A schedule: four requests uniformly spread in a unit of time:
1000 [ms/sec] / 4 [req] = 250 ms every next request

There are two ways to implement a worker schedule: static and dynamic. A static schedule is a function of the start timestamp; the firing points don’t move. A dynamic schedule is one where the next firing starts after the last request has completed but not before the minimum time delay between requests.

A key characteristic of a schedule is how it processes outliers—moments when the worker can’t keep up with the assigned plan, and the target system’s throughput appears to be lower than the loader’s throughput.

This is exactly the first part of the Coordinated Omission problem. There are two approaches to outliers: Queuing and Queueless.

A good queueing implementation tracks requests that have to be fired and tries to fire them as soon as it can to get the schedule back on track. A not-so-good implementation shifts the entire schedule by pushing delayed requests into the next trigger point.

By contrast, a Queueless implementation simply drops missed requests.

Queueing

The Queuing approach for a static schedule is the most reliable and correct. It is used in most implementations of the benchmark tools: YCSB, Cassandra-stress, wrk2, etc. It does not ignore requests it had to send. It queues and sends them as soon as possible, trying to get back on the schedule.

For example:

Our worker’s schedule: 250ms per request

A request took too long: 1sec instead 250ms

To get back on track we have to send 3 additional requests

A static schedule with queuing uses a function that defines when the request need to be sent:

// f(request) = start + (request - 1) * time_per_request

template <class Clock>

Clock::duration next(time_point<Clock> start, milliseconds t, size_t request) {
  return start + (request - 1) * t;
}

template <class Clock>
void wait_next(time_point<Clock> start, milliseconds t, size_t request) {
  sleep_until(next(start, t, request));
}

It also maintains a counter of requests sent. Those 2 objects are enough to implement queuing:

for (size_t worker = 0; worker < workers; worker++) {
    std::thread([=]() {
      for (size_t req = 1; req <= worker_requests; req++) {
        make_request(req);
        wait_next(start, t_per_req, req + 1);
      };
    };
}

This implementation fulfills all desired properties: a) it does not skip requests if it’s missed its firing point; b) it tries to minimize schedule violation if something goes wrong and returns to the schedule as soon as it can.

For example:

Dynamic scheduling with queuing uses a global rate limiter, which gives each worker a token and counts requests as they’re sent.

RateLimiter limiter(throughput, burst = 0);
for (size_t worker = 0; worker < workers; worker++) {
    std::thread([=]() {
      for (size_t req = 1; req <= worker_requests; req++) {
        limiter.acquire(1);
        make_request(req);
      };
    };
}

The drawback of this approach is that the global limiter potentially is a contention point and the overall schedule constantly deviates from the desired value. Most implementations use “burst = 0,” which makes them susceptible to coordination with the target system when system throughput appears lower than the target.

For example, take a look at the Cockroach YCSB Go port and this.

Usage of local rate limiters makes the problem even worse because each of the threads can deviate independently.

§ Given task 1
List the benchmark tools that the passage on request scheduling names as using the queuing approach for a static schedule.
§ Given task 2
Continue the passage on request scheduling for benchmark workers, starting after its final sentence.

§ Records drawn from a collection
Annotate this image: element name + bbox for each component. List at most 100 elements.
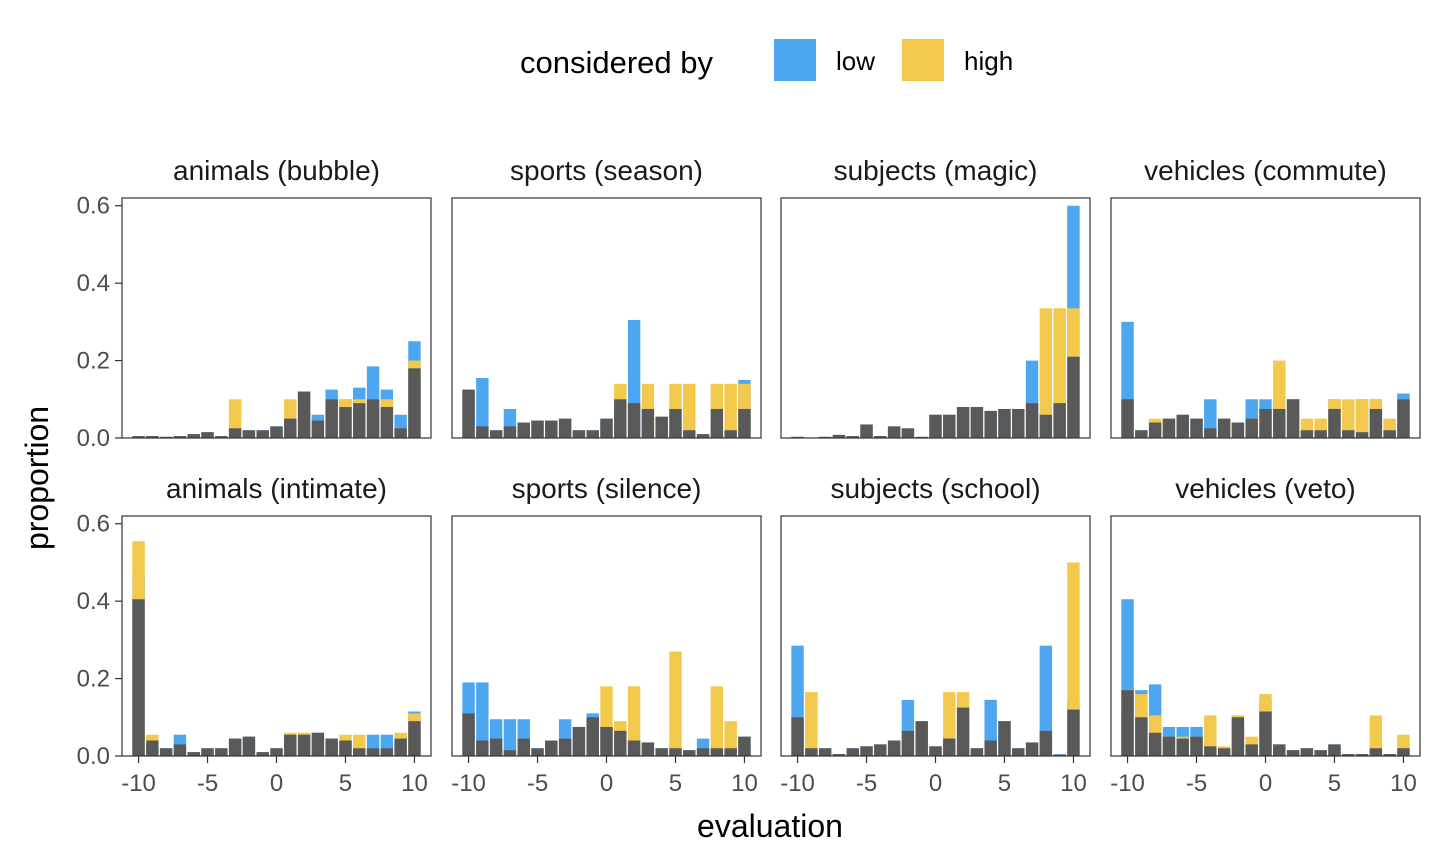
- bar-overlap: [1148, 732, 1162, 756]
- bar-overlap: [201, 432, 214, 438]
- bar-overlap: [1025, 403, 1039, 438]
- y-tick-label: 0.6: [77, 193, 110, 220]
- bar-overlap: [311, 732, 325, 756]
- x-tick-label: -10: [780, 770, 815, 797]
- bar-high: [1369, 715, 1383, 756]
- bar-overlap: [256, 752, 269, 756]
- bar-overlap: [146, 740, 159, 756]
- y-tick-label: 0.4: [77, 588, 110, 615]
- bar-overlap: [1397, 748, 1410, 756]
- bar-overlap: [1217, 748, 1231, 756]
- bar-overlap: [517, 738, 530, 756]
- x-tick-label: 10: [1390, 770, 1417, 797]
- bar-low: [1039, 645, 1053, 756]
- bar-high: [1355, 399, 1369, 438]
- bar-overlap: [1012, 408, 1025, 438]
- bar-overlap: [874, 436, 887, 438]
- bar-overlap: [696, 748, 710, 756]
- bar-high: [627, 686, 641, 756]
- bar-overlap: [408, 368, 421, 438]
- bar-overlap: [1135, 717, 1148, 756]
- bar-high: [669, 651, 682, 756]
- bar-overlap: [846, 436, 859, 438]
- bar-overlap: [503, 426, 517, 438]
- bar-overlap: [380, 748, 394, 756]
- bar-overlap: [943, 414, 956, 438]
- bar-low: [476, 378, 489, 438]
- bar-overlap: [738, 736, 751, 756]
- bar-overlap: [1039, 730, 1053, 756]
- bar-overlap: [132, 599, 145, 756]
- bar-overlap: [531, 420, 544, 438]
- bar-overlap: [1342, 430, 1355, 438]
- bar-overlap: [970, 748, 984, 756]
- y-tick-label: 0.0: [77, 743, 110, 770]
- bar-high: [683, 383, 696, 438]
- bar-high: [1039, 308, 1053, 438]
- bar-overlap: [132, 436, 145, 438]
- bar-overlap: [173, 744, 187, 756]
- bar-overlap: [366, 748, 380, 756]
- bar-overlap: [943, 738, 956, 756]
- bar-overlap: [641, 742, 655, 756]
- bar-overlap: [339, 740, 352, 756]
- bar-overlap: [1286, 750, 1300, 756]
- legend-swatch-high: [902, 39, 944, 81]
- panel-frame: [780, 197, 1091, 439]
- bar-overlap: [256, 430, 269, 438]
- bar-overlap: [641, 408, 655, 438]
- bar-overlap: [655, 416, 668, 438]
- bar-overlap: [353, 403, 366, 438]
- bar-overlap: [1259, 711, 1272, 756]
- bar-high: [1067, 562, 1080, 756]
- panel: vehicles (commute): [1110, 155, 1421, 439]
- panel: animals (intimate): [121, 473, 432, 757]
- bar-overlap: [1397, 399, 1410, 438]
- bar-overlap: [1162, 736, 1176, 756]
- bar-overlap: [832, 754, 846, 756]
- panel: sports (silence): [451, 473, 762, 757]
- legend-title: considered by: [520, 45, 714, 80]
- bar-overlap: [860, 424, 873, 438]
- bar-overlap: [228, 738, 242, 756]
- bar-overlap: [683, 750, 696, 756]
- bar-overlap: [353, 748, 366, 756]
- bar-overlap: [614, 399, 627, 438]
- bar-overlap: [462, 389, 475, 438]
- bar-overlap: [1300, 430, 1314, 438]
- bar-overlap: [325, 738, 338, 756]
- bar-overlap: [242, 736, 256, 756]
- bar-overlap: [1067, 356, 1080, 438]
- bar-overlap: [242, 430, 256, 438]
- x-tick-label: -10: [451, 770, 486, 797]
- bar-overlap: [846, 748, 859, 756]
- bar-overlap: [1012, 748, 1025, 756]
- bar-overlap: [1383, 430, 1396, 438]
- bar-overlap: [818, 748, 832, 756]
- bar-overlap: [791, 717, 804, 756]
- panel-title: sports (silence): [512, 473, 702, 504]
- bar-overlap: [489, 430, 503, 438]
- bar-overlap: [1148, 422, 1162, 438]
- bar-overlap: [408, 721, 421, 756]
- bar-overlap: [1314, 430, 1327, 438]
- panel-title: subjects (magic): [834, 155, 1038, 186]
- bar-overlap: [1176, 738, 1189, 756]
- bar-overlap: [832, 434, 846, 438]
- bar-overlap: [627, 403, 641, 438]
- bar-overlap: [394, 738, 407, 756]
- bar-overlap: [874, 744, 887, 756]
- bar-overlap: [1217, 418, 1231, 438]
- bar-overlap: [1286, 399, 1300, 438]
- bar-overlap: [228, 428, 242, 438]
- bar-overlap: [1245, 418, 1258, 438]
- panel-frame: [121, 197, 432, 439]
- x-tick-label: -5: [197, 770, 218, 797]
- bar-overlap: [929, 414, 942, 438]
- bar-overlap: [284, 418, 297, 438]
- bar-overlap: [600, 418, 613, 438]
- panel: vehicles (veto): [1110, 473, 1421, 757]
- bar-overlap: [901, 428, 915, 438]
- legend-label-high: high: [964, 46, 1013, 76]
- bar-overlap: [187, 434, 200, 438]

§ Task output 1
YCSB, Cassandra-stress, wrk2

§ Task output 2
Queueless

As the name suggests, a Queueless approach to scheduling doesn’t queue requests. It simply skips ones that aren’t sent on the proper schedule.

Our worker’s schedule: 250ms per request

Queueless implementation that ignores requests that it did not send

Queueless implementation that ignores schedule

This approach is relatively common, as it seems simpler than queuing. It is a variant of a Rate Limiter, regardless of the Rate Limiter implementation (see Buckets, Tokens), which completes at a certain time (for example 1 hour) regardless of how many requests are sent. With this approach, skipped requests must be simulated.

RateLimiter r(worker_throughput, burst = 0);

while (now() < end) {
  r.acquire(1);
  make_request(req);
}

Overall, there are two approaches for generating load with a closed-model loader to simulate an open-model system. If you can, use Queuing because it does not omit generating requests according to the schedule along with a static schedule because it will always converge your performance back to the expected plan.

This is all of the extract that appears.